§ Direction
Copy the line containing "Read this page and output its text content.", then all lines after it up to and including the final line of the material, exactly and without additions.

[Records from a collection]

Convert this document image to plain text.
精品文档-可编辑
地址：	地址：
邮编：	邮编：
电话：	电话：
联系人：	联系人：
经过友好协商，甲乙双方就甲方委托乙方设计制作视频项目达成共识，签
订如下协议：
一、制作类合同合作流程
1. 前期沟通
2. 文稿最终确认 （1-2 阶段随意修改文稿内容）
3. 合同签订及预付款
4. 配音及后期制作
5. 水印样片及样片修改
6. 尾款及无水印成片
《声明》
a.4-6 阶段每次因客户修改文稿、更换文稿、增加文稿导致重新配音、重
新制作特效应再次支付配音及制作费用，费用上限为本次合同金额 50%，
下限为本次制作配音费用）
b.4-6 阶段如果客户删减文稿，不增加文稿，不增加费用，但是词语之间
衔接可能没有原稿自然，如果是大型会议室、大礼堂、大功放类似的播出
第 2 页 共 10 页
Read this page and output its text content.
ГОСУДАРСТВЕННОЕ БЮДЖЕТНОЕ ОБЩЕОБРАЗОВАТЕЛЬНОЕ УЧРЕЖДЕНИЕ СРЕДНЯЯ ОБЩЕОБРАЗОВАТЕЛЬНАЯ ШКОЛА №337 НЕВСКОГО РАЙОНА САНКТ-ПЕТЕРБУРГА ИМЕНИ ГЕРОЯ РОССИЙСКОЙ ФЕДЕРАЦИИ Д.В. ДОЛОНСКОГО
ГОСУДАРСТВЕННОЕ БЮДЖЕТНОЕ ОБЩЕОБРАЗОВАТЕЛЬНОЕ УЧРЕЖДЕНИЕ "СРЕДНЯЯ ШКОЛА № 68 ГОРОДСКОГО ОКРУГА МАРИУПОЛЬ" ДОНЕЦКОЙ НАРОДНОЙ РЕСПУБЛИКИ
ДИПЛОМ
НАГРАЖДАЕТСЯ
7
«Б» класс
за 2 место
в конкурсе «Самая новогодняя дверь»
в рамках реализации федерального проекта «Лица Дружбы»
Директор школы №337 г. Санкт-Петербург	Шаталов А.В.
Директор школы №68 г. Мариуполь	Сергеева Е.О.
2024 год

§ Full response
Read this page and output its text content.
ГОСУДАРСТВЕННОЕ БЮДЖЕТНОЕ ОБЩЕОБРАЗОВАТЕЛЬНОЕ УЧРЕЖДЕНИЕ СРЕДНЯЯ ОБЩЕОБРАЗОВАТЕЛЬНАЯ ШКОЛА №337 НЕВСКОГО РАЙОНА САНКТ-ПЕТЕРБУРГА ИМЕНИ ГЕРОЯ РОССИЙСКОЙ ФЕДЕРАЦИИ Д.В. ДОЛОНСКОГО
ГОСУДАРСТВЕННОЕ БЮДЖЕТНОЕ ОБЩЕОБРАЗОВАТЕЛЬНОЕ УЧРЕЖДЕНИЕ "СРЕДНЯЯ ШКОЛА № 68 ГОРОДСКОГО ОКРУГА МАРИУПОЛЬ" ДОНЕЦКОЙ НАРОДНОЙ РЕСПУБЛИКИ
ДИПЛОМ
НАГРАЖДАЕТСЯ
7
«Б» класс
за 2 место
в конкурсе «Самая новогодняя дверь»
в рамках реализации федерального проекта «Лица Дружбы»
Директор школы №337 г. Санкт-Петербург	Шаталов А.В.
Директор школы №68 г. Мариуполь	Сергеева Е.О.
2024 год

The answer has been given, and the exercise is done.